## [Aim of the task]
Copy out all lines that hold "with".

## [Supplied material]
****************************************
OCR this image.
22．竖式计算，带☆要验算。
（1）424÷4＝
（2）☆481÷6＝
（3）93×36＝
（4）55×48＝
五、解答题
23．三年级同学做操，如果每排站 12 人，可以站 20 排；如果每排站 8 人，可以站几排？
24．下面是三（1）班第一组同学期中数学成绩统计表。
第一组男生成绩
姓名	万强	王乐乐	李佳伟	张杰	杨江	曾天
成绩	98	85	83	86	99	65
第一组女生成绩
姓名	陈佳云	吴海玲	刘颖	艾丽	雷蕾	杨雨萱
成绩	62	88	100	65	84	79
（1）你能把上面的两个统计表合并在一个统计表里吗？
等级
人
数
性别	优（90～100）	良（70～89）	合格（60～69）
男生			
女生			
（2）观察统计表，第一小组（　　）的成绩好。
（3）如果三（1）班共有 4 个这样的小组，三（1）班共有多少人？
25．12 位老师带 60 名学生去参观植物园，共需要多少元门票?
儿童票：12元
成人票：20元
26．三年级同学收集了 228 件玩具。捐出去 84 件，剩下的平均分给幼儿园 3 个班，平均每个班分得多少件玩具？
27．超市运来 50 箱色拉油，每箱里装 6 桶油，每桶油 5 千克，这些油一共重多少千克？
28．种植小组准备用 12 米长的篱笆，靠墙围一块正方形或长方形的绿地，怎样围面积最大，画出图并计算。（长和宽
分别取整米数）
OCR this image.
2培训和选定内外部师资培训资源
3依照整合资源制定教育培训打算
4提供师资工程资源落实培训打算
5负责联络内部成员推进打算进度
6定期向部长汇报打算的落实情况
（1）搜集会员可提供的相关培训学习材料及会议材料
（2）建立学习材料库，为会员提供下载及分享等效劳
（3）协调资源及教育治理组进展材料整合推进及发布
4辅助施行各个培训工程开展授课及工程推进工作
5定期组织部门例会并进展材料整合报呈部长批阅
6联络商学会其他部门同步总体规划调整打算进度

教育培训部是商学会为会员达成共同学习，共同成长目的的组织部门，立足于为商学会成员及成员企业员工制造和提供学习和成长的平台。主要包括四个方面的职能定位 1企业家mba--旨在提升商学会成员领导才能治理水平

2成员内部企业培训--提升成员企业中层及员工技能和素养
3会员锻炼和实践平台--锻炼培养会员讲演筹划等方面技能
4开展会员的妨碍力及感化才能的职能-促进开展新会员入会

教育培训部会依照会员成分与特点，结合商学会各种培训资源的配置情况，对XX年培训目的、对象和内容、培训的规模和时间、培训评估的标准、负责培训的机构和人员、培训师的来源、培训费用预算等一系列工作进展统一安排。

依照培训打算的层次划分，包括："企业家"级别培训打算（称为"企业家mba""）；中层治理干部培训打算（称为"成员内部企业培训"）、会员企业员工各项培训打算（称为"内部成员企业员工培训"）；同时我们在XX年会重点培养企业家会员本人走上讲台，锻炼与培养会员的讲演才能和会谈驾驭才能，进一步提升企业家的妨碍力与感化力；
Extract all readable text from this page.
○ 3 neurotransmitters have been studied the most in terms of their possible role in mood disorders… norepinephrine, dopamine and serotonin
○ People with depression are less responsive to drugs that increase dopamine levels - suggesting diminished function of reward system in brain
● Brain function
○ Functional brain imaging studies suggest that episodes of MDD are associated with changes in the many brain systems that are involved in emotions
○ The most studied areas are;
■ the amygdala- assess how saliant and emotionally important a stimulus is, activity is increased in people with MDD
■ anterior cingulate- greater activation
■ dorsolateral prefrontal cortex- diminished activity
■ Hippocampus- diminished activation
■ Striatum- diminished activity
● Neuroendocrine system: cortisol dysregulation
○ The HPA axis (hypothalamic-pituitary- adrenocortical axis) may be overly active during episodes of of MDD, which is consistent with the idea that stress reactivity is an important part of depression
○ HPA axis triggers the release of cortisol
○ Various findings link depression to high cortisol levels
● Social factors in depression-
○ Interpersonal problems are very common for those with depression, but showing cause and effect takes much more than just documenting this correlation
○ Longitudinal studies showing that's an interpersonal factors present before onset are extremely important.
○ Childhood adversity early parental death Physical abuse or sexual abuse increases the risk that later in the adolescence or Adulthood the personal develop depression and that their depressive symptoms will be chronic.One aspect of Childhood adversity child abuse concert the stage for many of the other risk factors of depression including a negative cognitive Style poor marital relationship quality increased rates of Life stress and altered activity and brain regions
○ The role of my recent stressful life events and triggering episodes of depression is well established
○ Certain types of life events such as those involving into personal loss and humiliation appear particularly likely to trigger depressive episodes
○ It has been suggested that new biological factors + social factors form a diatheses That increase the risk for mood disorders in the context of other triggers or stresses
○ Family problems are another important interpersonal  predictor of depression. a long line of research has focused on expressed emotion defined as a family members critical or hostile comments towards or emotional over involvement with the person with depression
****************************************
## [Correct output]
○ People with depression are less responsive to drugs that increase dopamine levels - suggesting diminished function of reward system in brain
○ Functional brain imaging studies suggest that episodes of MDD are associated with changes in the many brain systems that are involved in emotions
■ the amygdala- assess how saliant and emotionally important a stimulus is, activity is increased in people with MDD
○ The HPA axis (hypothalamic-pituitary- adrenocortical axis) may be overly active during episodes of of MDD, which is consistent with the idea that stress reactivity is an important part of depression
○ Interpersonal problems are very common for those with depression, but showing cause and effect takes much more than just documenting this correlation
○ Family problems are another important interpersonal  predictor of depression. a long line of research has focused on expressed emotion defined as a family members critical or hostile comments towards or emotional over involvement with the person with depression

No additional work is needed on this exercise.